Andrea Sangiovanni (Università di Teramo)
«In Italia continua a gravare sul fumetto un giudizio poco lusinghiero, che non riconosce la sua facoltà di veicolare contenuti di carattere culturale, lo relega nella categoria della “cultura bassa” o lo considera come uno strumento di comunicazione pedagogica da usare verso bambini o adulti semianalfabeti»[1]. Il severo giudizio che Roberto Bianchi dava in apertura di un numero di “Zapruder” di una decina di anni fa sul Risorgimento nei fumetti non ha perso di attualità, nonostante nel frattempo il fumetto nelle sue varie declinazioni sia diventato uno dei settori trainanti dell’industria editoriale e libraria. Occorre infatti riconoscere che, nonostante esistano ottime ricerche di storia del fumetto, o dei rapporti fra fumetto e storia[2], in Italia il fumetto non è ancora pienamente entrato nella “cassetta degli attrezzi” dello storico né gli è ancora riconosciuta una piena legittimità come oggetto di studio. Probabilmente, oltre al pregiudizio culturale cui rimandava Bianchi, il fumetto sconta la sua natura di medium “povero”, oltre che oggettive difficoltà di reperimento delle fonti perché, essendo sempre stato percepito come un medium di puro consumo immediato, è difficile trovare raccolte complete delle diverse collane.
Per iniziare a superare questi pregiudizi può essere utile una veloce ricognizione in tre fasi della sua evoluzione in Italia, sia in termini di linguaggio, sia come prodotto editoriale: una rapidissima sintesi che va dal secondo dopoguerra alla fine del secolo scorso, e che permetterà anche di comprendere, sia pure per cenni, come il fumetto sia stato – e continui ad essere – una componente non secondaria del panorama culturale italiano.
1. 1948: Il totem misterioso
Alla fine della guerra le edicole tornano a riempirsi di fumetti, oltre che di giornali. Si riattiva infatti quell’abitudine di lettura che si era venuta sviluppando dall’inizio del secolo e che aveva trovato un fertile terreno di coltura durante gli anni Trenta, prima di essere gravemente limitata dalla censura dal 1938 e poi interrotta dal conflitto. I grandi settimanali degli anni Trenta, come L’avventuroso o L’Audace,hanno smesso di uscire nel 1943, ma i loro modelli narrativi continuano ad essere di esempio per le nuove testate come L’Asso di picche, un periodico uscito nel dicembre 1945.
Riprendono in quegli anni ad uscire personaggi che erano diventati famosi negli anni Trenta, come Topolino ad esempio, che nel 1949 assume il formato “libretto” che lo caratterizza ancora oggi e che inizia proprio allora a pubblicare con sempre maggior frequenza storie di autori italiani, dando vita ad una vera e propria scuola Disney italiana.

Consegna
Rispondi in breve a queste domande sul testo sulla storia del fumetto in Italia:
(a) Secondo il giudizio di Roberto Bianchi citato nel testo, in quale categoria viene relegato il fumetto?
(b) In che anno hanno smesso di uscire L'avventuroso e L'Audace?
(c) Quale formato assume Topolino nel 1949?

Blocco dati
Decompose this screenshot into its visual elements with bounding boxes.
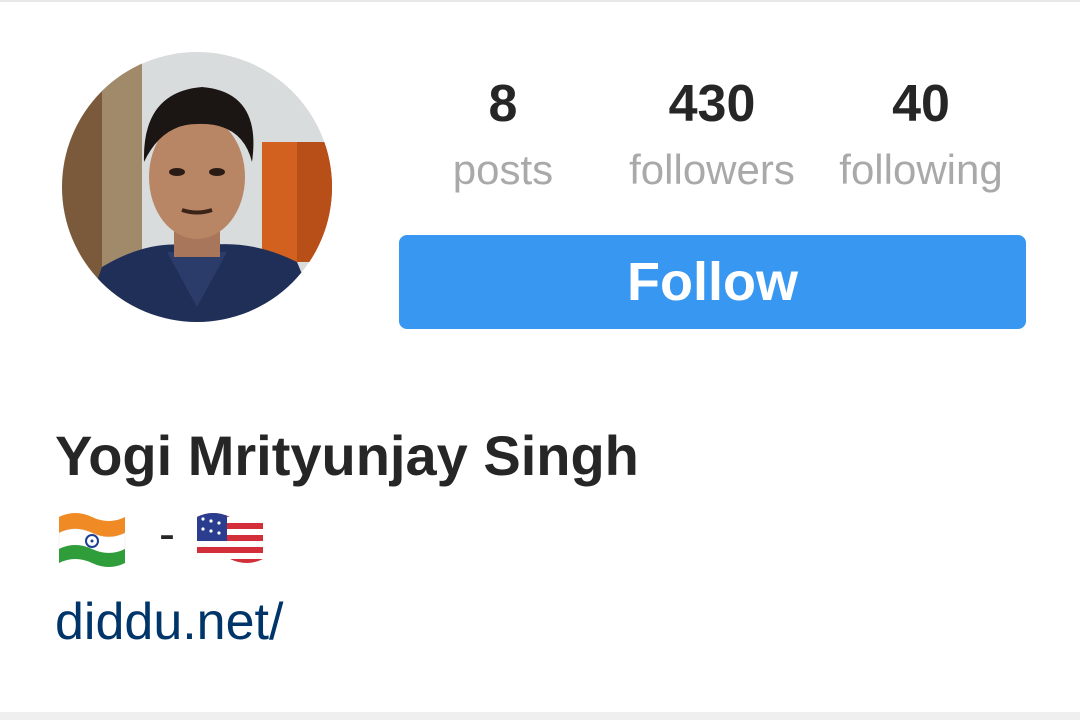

Risultato
(a) Nella categoria della "cultura bassa".
(b) Nel 1943.
(c) Il formato "libretto".